◆ Goal
Copy out the data below verbatim.

Dataset records

**********

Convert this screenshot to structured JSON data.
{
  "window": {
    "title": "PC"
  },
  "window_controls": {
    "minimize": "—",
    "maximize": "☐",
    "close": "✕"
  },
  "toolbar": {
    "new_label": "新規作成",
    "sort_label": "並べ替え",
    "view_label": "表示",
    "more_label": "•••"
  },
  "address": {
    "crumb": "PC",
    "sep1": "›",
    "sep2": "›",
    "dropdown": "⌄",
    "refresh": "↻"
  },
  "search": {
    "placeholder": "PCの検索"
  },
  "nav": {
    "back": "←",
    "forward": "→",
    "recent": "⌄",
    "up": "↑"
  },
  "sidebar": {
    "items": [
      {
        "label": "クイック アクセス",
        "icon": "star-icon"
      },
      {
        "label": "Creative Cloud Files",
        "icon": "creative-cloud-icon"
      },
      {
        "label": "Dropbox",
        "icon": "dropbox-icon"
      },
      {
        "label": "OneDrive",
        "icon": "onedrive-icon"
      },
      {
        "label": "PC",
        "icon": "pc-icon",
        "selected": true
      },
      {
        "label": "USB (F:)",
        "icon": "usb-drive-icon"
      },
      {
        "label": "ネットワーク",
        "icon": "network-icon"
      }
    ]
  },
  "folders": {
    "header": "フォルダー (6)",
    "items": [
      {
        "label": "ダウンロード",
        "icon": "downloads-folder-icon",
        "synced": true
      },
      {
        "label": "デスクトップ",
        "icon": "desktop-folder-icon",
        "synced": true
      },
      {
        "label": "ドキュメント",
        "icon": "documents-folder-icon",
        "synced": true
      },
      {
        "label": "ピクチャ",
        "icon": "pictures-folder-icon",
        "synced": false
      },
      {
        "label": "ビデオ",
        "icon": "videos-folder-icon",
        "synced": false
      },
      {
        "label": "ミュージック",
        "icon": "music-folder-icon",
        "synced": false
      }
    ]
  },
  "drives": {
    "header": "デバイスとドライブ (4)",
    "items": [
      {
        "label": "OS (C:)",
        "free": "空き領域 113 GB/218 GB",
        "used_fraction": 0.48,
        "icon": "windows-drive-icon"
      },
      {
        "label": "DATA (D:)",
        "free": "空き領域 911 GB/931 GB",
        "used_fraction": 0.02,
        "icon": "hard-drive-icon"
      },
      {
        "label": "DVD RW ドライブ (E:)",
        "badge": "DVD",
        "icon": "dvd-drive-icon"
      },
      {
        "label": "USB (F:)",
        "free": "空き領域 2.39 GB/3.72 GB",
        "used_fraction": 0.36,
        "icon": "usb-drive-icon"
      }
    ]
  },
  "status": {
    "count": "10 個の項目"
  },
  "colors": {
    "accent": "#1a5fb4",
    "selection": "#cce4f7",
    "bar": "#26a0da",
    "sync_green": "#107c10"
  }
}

**********

◆ The completed task
Convert this screenshot to structured JSON data.
{
  "window": {
    "title": "PC"
  },
  "window_controls": {
    "minimize": "—",
    "maximize": "☐",
    "close": "✕"
  },
  "toolbar": {
    "new_label": "新規作成",
    "sort_label": "並べ替え",
    "view_label": "表示",
    "more_label": "•••"
  },
  "address": {
    "crumb": "PC",
    "sep1": "›",
    "sep2": "›",
    "dropdown": "⌄",
    "refresh": "↻"
  },
  "search": {
    "placeholder": "PCの検索"
  },
  "nav": {
    "back": "←",
    "forward": "→",
    "recent": "⌄",
    "up": "↑"
  },
  "sidebar": {
    "items": [
      {
        "label": "クイック アクセス",
        "icon": "star-icon"
      },
      {
        "label": "Creative Cloud Files",
        "icon": "creative-cloud-icon"
      },
      {
        "label": "Dropbox",
        "icon": "dropbox-icon"
      },
      {
        "label": "OneDrive",
        "icon": "onedrive-icon"
      },
      {
        "label": "PC",
        "icon": "pc-icon",
        "selected": true
      },
      {
        "label": "USB (F:)",
        "icon": "usb-drive-icon"
      },
      {
        "label": "ネットワーク",
        "icon": "network-icon"
      }
    ]
  },
  "folders": {
    "header": "フォルダー (6)",
    "items": [
      {
        "label": "ダウンロード",
        "icon": "downloads-folder-icon",
        "synced": true
      },
      {
        "label": "デスクトップ",
        "icon": "desktop-folder-icon",
        "synced": true
      },
      {
        "label": "ドキュメント",
        "icon": "documents-folder-icon",
        "synced": true
      },
      {
        "label": "ピクチャ",
        "icon": "pictures-folder-icon",
        "synced": false
      },
      {
        "label": "ビデオ",
        "icon": "videos-folder-icon",
        "synced": false
      },
      {
        "label": "ミュージック",
        "icon": "music-folder-icon",
        "synced": false
      }
    ]
  },
  "drives": {
    "header": "デバイスとドライブ (4)",
    "items": [
      {
        "label": "OS (C:)",
        "free": "空き領域 113 GB/218 GB",
        "used_fraction": 0.48,
        "icon": "windows-drive-icon"
      },
      {
        "label": "DATA (D:)",
        "free": "空き領域 911 GB/931 GB",
        "used_fraction": 0.02,
        "icon": "hard-drive-icon"
      },
      {
        "label": "DVD RW ドライブ (E:)",
        "badge": "DVD",
        "icon": "dvd-drive-icon"
      },
      {
        "label": "USB (F:)",
        "free": "空き領域 2.39 GB/3.72 GB",
        "used_fraction": 0.36,
        "icon": "usb-drive-icon"
      }
    ]
  },
  "status": {
    "count": "10 個の項目"
  },
  "colors": {
    "accent": "#1a5fb4",
    "selection": "#cce4f7",
    "bar": "#26a0da",
    "sync_green": "#107c10"
  }
}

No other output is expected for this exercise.